[Saved data entries]
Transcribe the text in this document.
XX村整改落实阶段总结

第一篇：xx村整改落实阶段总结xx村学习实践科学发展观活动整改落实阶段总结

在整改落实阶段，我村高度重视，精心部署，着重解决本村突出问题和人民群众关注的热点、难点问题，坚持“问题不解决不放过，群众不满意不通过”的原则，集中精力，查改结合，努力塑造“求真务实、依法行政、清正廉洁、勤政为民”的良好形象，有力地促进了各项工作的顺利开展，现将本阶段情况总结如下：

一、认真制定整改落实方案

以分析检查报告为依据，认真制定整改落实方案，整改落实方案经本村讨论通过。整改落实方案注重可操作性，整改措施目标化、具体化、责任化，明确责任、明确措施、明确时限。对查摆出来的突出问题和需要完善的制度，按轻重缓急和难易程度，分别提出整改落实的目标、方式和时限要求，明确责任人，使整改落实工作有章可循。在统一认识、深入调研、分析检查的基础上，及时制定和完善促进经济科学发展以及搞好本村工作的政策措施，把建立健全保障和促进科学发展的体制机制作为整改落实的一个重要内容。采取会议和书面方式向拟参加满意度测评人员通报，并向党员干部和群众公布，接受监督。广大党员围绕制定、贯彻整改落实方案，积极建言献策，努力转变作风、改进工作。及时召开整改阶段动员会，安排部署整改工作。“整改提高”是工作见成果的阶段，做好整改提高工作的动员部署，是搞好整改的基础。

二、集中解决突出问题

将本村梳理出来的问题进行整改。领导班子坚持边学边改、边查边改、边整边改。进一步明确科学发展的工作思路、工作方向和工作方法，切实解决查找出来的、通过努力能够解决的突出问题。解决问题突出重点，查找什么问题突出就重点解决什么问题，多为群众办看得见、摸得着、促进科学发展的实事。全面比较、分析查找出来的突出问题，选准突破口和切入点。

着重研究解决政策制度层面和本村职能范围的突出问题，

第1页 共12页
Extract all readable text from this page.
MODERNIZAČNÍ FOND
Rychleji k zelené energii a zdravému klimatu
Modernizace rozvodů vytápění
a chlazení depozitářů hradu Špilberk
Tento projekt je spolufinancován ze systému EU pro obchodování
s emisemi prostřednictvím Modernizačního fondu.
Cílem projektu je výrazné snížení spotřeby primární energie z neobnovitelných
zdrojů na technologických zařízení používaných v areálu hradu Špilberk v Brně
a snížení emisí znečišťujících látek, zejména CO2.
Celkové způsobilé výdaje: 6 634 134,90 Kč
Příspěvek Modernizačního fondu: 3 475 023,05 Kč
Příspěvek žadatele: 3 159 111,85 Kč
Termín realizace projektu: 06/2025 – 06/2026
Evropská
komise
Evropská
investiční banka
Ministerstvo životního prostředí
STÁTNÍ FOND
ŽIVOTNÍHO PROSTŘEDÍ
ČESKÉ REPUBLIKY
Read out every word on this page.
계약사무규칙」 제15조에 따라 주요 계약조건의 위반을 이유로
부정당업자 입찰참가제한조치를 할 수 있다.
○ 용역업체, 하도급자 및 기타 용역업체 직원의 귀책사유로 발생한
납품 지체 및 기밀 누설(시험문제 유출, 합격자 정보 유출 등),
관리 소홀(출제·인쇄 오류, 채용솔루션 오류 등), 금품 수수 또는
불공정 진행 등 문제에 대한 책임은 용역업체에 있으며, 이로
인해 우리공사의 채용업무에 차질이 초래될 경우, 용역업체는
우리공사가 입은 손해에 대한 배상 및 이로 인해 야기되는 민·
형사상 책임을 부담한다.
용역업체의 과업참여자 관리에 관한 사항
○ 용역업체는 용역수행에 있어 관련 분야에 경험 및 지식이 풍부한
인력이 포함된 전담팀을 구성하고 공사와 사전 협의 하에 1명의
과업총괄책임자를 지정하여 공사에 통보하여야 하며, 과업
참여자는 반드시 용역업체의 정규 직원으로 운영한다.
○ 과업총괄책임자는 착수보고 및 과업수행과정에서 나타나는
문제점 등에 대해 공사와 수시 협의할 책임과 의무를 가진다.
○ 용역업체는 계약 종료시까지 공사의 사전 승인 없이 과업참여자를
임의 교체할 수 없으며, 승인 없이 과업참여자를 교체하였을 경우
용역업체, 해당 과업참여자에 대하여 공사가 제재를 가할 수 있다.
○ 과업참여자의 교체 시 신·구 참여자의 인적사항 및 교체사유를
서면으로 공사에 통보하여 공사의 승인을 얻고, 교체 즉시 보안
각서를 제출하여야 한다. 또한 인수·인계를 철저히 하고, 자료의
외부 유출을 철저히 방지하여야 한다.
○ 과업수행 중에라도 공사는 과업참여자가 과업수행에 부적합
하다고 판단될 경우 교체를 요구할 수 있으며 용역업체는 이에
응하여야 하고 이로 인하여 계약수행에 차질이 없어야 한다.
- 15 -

- [Task goal]
Print the material verbatim, all of it.

- [Answer to this exercise]
Transcribe the text in this document.
XX村整改落实阶段总结

第一篇：xx村整改落实阶段总结xx村学习实践科学发展观活动整改落实阶段总结

在整改落实阶段，我村高度重视，精心部署，着重解决本村突出问题和人民群众关注的热点、难点问题，坚持“问题不解决不放过，群众不满意不通过”的原则，集中精力，查改结合，努力塑造“求真务实、依法行政、清正廉洁、勤政为民”的良好形象，有力地促进了各项工作的顺利开展，现将本阶段情况总结如下：

一、认真制定整改落实方案

以分析检查报告为依据，认真制定整改落实方案，整改落实方案经本村讨论通过。整改落实方案注重可操作性，整改措施目标化、具体化、责任化，明确责任、明确措施、明确时限。对查摆出来的突出问题和需要完善的制度，按轻重缓急和难易程度，分别提出整改落实的目标、方式和时限要求，明确责任人，使整改落实工作有章可循。在统一认识、深入调研、分析检查的基础上，及时制定和完善促进经济科学发展以及搞好本村工作的政策措施，把建立健全保障和促进科学发展的体制机制作为整改落实的一个重要内容。采取会议和书面方式向拟参加满意度测评人员通报，并向党员干部和群众公布，接受监督。广大党员围绕制定、贯彻整改落实方案，积极建言献策，努力转变作风、改进工作。及时召开整改阶段动员会，安排部署整改工作。“整改提高”是工作见成果的阶段，做好整改提高工作的动员部署，是搞好整改的基础。

二、集中解决突出问题

将本村梳理出来的问题进行整改。领导班子坚持边学边改、边查边改、边整边改。进一步明确科学发展的工作思路、工作方向和工作方法，切实解决查找出来的、通过努力能够解决的突出问题。解决问题突出重点，查找什么问题突出就重点解决什么问题，多为群众办看得见、摸得着、促进科学发展的实事。全面比较、分析查找出来的突出问题，选准突破口和切入点。

着重研究解决政策制度层面和本村职能范围的突出问题，

第1页 共12页
Extract all readable text from this page.
MODERNIZAČNÍ FOND
Rychleji k zelené energii a zdravému klimatu
Modernizace rozvodů vytápění
a chlazení depozitářů hradu Špilberk
Tento projekt je spolufinancován ze systému EU pro obchodování
s emisemi prostřednictvím Modernizačního fondu.
Cílem projektu je výrazné snížení spotřeby primární energie z neobnovitelných
zdrojů na technologických zařízení používaných v areálu hradu Špilberk v Brně
a snížení emisí znečišťujících látek, zejména CO2.
Celkové způsobilé výdaje: 6 634 134,90 Kč
Příspěvek Modernizačního fondu: 3 475 023,05 Kč
Příspěvek žadatele: 3 159 111,85 Kč
Termín realizace projektu: 06/2025 – 06/2026
Evropská
komise
Evropská
investiční banka
Ministerstvo životního prostředí
STÁTNÍ FOND
ŽIVOTNÍHO PROSTŘEDÍ
ČESKÉ REPUBLIKY
Read out every word on this page.
계약사무규칙」 제15조에 따라 주요 계약조건의 위반을 이유로
부정당업자 입찰참가제한조치를 할 수 있다.
○ 용역업체, 하도급자 및 기타 용역업체 직원의 귀책사유로 발생한
납품 지체 및 기밀 누설(시험문제 유출, 합격자 정보 유출 등),
관리 소홀(출제·인쇄 오류, 채용솔루션 오류 등), 금품 수수 또는
불공정 진행 등 문제에 대한 책임은 용역업체에 있으며, 이로
인해 우리공사의 채용업무에 차질이 초래될 경우, 용역업체는
우리공사가 입은 손해에 대한 배상 및 이로 인해 야기되는 민·
형사상 책임을 부담한다.
용역업체의 과업참여자 관리에 관한 사항
○ 용역업체는 용역수행에 있어 관련 분야에 경험 및 지식이 풍부한
인력이 포함된 전담팀을 구성하고 공사와 사전 협의 하에 1명의
과업총괄책임자를 지정하여 공사에 통보하여야 하며, 과업
참여자는 반드시 용역업체의 정규 직원으로 운영한다.
○ 과업총괄책임자는 착수보고 및 과업수행과정에서 나타나는
문제점 등에 대해 공사와 수시 협의할 책임과 의무를 가진다.
○ 용역업체는 계약 종료시까지 공사의 사전 승인 없이 과업참여자를
임의 교체할 수 없으며, 승인 없이 과업참여자를 교체하였을 경우
용역업체, 해당 과업참여자에 대하여 공사가 제재를 가할 수 있다.
○ 과업참여자의 교체 시 신·구 참여자의 인적사항 및 교체사유를
서면으로 공사에 통보하여 공사의 승인을 얻고, 교체 즉시 보안
각서를 제출하여야 한다. 또한 인수·인계를 철저히 하고, 자료의
외부 유출을 철저히 방지하여야 한다.
○ 과업수행 중에라도 공사는 과업참여자가 과업수행에 부적합
하다고 판단될 경우 교체를 요구할 수 있으며 용역업체는 이에
응하여야 하고 이로 인하여 계약수행에 차질이 없어야 한다.
- 15 -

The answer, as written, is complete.